▶ **Supplied data**:
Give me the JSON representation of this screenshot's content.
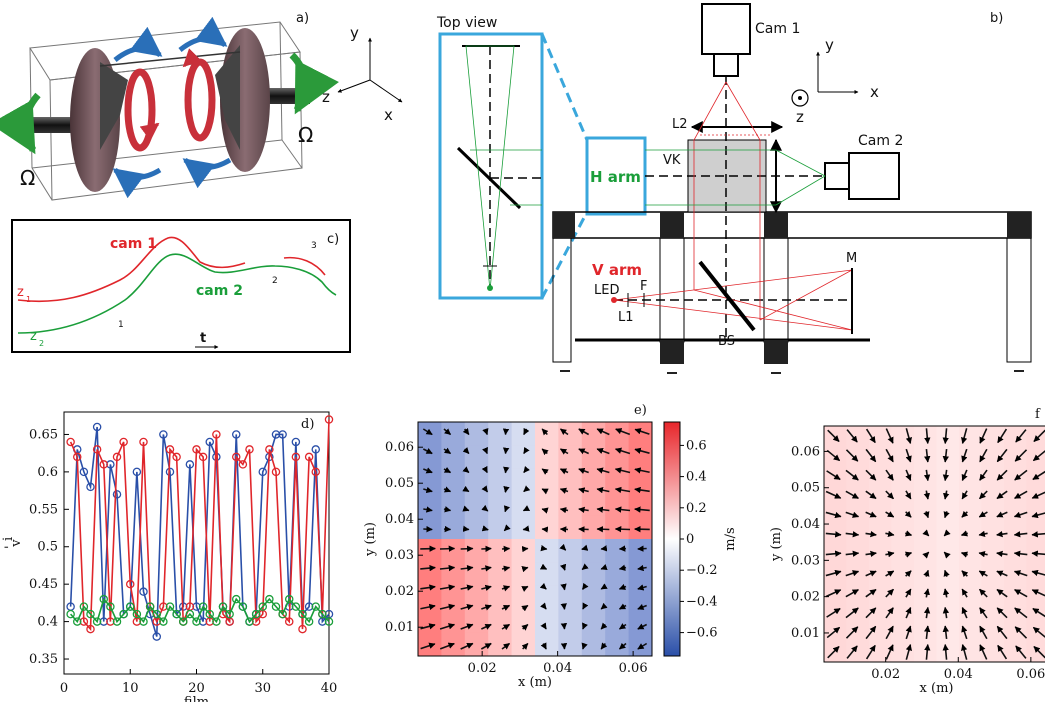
{
  "panel_a": {
    "label": "a)",
    "omega_left": "Ω",
    "omega_right": "Ω",
    "axis_y": "y",
    "axis_z": "z",
    "axis_x": "x"
  },
  "panel_b": {
    "label": "b)",
    "top_view": "Top view",
    "cam1": "Cam 1",
    "cam2": "Cam 2",
    "h_arm": "H arm",
    "v_arm": "V arm",
    "l2": "L2",
    "vk": "VK",
    "led": "LED",
    "f": "F",
    "l1": "L1",
    "bs": "BS",
    "m": "M",
    "axis_y": "y",
    "axis_x": "x",
    "axis_z": "z"
  },
  "panel_c": {
    "label": "c)",
    "cam1": "cam 1",
    "cam2": "cam 2",
    "z1": "z",
    "z1_sub": "1",
    "z2": "z",
    "z2_sub": "2",
    "seg1": "1",
    "seg2": "2",
    "seg3": "3",
    "t": "t"
  },
  "colors": {
    "red": "#e0262b",
    "green": "#1a9e3a",
    "blue": "#2a4fa8",
    "cyan": "#3aa7dc",
    "gray": "#888888"
  },
  "chart_data": [
    {
      "type": "line",
      "panel": "d)",
      "xlabel": "film",
      "ylabel": "v'_i",
      "xlim": [
        0,
        40
      ],
      "ylim": [
        0.33,
        0.68
      ],
      "xticks": [
        0,
        10,
        20,
        30,
        40
      ],
      "yticks": [
        0.35,
        0.4,
        0.45,
        0.5,
        0.55,
        0.6,
        0.65
      ],
      "ytick_labels": [
        "0.35",
        "0.4",
        "0.45",
        "0.5",
        "0.55",
        "0.6",
        "0.65"
      ],
      "ylabel_main": "v",
      "ylabel_sub": "i",
      "ylabel_prime": "'",
      "series": [
        {
          "color": "#2a4fa8",
          "x": [
            1,
            2,
            3,
            4,
            5,
            6,
            7,
            8,
            9,
            10,
            11,
            12,
            13,
            14,
            15,
            16,
            17,
            18,
            19,
            20,
            21,
            22,
            23,
            24,
            25,
            26,
            27,
            28,
            29,
            30,
            31,
            32,
            33,
            34,
            35,
            36,
            37,
            38,
            39,
            40
          ],
          "values": [
            0.42,
            0.63,
            0.6,
            0.58,
            0.66,
            0.4,
            0.61,
            0.57,
            0.41,
            0.42,
            0.6,
            0.44,
            0.41,
            0.38,
            0.65,
            0.6,
            0.41,
            0.42,
            0.61,
            0.42,
            0.4,
            0.64,
            0.62,
            0.42,
            0.4,
            0.65,
            0.42,
            0.4,
            0.41,
            0.6,
            0.62,
            0.65,
            0.65,
            0.42,
            0.64,
            0.41,
            0.42,
            0.63,
            0.4,
            0.41
          ]
        },
        {
          "color": "#e0262b",
          "x": [
            1,
            2,
            3,
            4,
            5,
            6,
            7,
            8,
            9,
            10,
            11,
            12,
            13,
            14,
            15,
            16,
            17,
            18,
            19,
            20,
            21,
            22,
            23,
            24,
            25,
            26,
            27,
            28,
            29,
            30,
            31,
            32,
            33,
            34,
            35,
            36,
            37,
            38,
            39,
            40
          ],
          "values": [
            0.64,
            0.62,
            0.4,
            0.39,
            0.63,
            0.61,
            0.4,
            0.62,
            0.64,
            0.45,
            0.4,
            0.64,
            0.42,
            0.4,
            0.42,
            0.63,
            0.62,
            0.4,
            0.42,
            0.63,
            0.62,
            0.4,
            0.65,
            0.41,
            0.4,
            0.62,
            0.61,
            0.63,
            0.4,
            0.41,
            0.63,
            0.6,
            0.41,
            0.4,
            0.62,
            0.39,
            0.62,
            0.6,
            0.41,
            0.67
          ]
        },
        {
          "color": "#1a9e3a",
          "x": [
            1,
            2,
            3,
            4,
            5,
            6,
            7,
            8,
            9,
            10,
            11,
            12,
            13,
            14,
            15,
            16,
            17,
            18,
            19,
            20,
            21,
            22,
            23,
            24,
            25,
            26,
            27,
            28,
            29,
            30,
            31,
            32,
            33,
            34,
            35,
            36,
            37,
            38,
            39,
            40
          ],
          "values": [
            0.41,
            0.4,
            0.42,
            0.41,
            0.4,
            0.43,
            0.42,
            0.4,
            0.41,
            0.42,
            0.41,
            0.4,
            0.42,
            0.41,
            0.4,
            0.42,
            0.41,
            0.4,
            0.41,
            0.4,
            0.42,
            0.41,
            0.4,
            0.42,
            0.41,
            0.43,
            0.42,
            0.4,
            0.41,
            0.42,
            0.43,
            0.42,
            0.41,
            0.43,
            0.42,
            0.41,
            0.4,
            0.42,
            0.41,
            0.4
          ]
        }
      ]
    },
    {
      "type": "heatmap",
      "panel": "e)",
      "xlabel": "x (m)",
      "ylabel": "y (m)",
      "xticks": [
        0.02,
        0.04,
        0.06
      ],
      "yticks": [
        0.01,
        0.02,
        0.03,
        0.04,
        0.05,
        0.06
      ],
      "colorbar_ticks": [
        "0.6",
        "0.4",
        "0.2",
        "0",
        "−0.2",
        "−0.4",
        "−0.6"
      ],
      "colorbar_label": "m/s",
      "colorbar_range": [
        -0.75,
        0.75
      ]
    },
    {
      "type": "heatmap",
      "panel": "f",
      "xlabel": "x (m)",
      "ylabel": "y (m)",
      "xticks": [
        0.02,
        0.04,
        0.06
      ],
      "xtick_labels": [
        "0.02",
        "0.04",
        "0.06"
      ],
      "yticks": [
        0.01,
        0.02,
        0.03,
        0.04,
        0.05,
        0.06
      ]
    }
  ]
}
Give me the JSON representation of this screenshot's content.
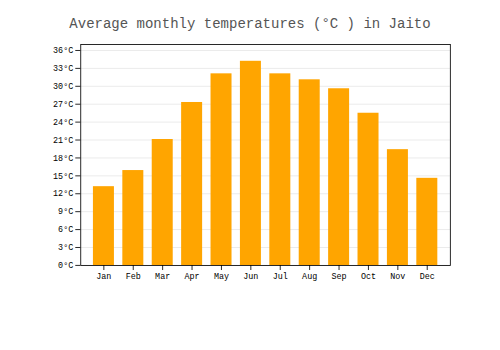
{
  "chart_data": {
    "type": "bar",
    "title": "Average monthly temperatures (°C ) in Jaito",
    "categories": [
      "Jan",
      "Feb",
      "Mar",
      "Apr",
      "May",
      "Jun",
      "Jul",
      "Aug",
      "Sep",
      "Oct",
      "Nov",
      "Dec"
    ],
    "values": [
      13.2,
      15.9,
      21.1,
      27.3,
      32.1,
      34.2,
      32.1,
      31.1,
      29.6,
      25.5,
      19.4,
      14.6
    ],
    "color": "#FFA500",
    "ylim": [
      0,
      37
    ],
    "yticks": [
      {
        "value": 0,
        "label": "0°C"
      },
      {
        "value": 3,
        "label": "3°C"
      },
      {
        "value": 6,
        "label": "6°C"
      },
      {
        "value": 9,
        "label": "9°C"
      },
      {
        "value": 12,
        "label": "12°C"
      },
      {
        "value": 15,
        "label": "15°C"
      },
      {
        "value": 18,
        "label": "18°C"
      },
      {
        "value": 21,
        "label": "21°C"
      },
      {
        "value": 24,
        "label": "24°C"
      },
      {
        "value": 27,
        "label": "27°C"
      },
      {
        "value": 30,
        "label": "30°C"
      },
      {
        "value": 33,
        "label": "33°C"
      },
      {
        "value": 36,
        "label": "36°C"
      }
    ],
    "grid": true
  }
}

▶ **Task details**: Gather each line in these records that contains the string "type".

▶ **Task response**:
      "type": "line",
      "type": "heatmap",
      "type": "heatmap",
    "type": "bar",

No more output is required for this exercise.